● **Prompt**
Gather from the listing below each line that includes the word "dayofweek", and copy it.

● **Source material**
>>>>>
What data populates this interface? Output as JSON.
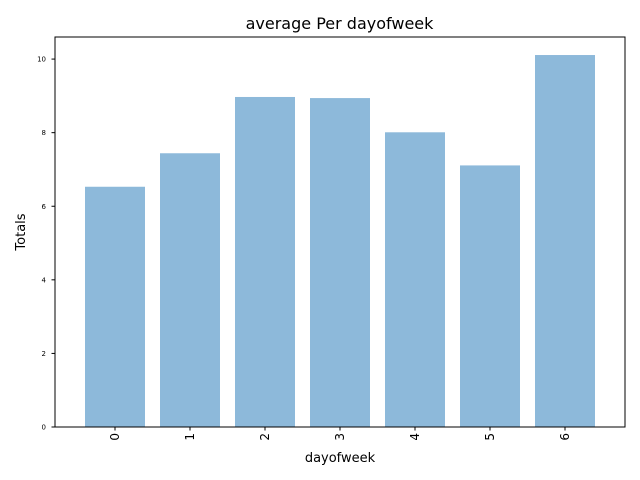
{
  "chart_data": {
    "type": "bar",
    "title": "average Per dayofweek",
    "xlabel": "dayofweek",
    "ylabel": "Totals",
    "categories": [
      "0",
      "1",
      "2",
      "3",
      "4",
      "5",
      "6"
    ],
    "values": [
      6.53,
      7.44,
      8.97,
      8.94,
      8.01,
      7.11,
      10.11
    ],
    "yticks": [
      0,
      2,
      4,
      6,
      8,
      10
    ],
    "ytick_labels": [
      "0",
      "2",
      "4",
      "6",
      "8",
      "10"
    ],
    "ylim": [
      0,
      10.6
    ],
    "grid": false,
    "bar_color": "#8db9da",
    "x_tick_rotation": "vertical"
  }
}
<<<<<
● **Result of this exercise**
    "title": "average Per dayofweek",
    "xlabel": "dayofweek",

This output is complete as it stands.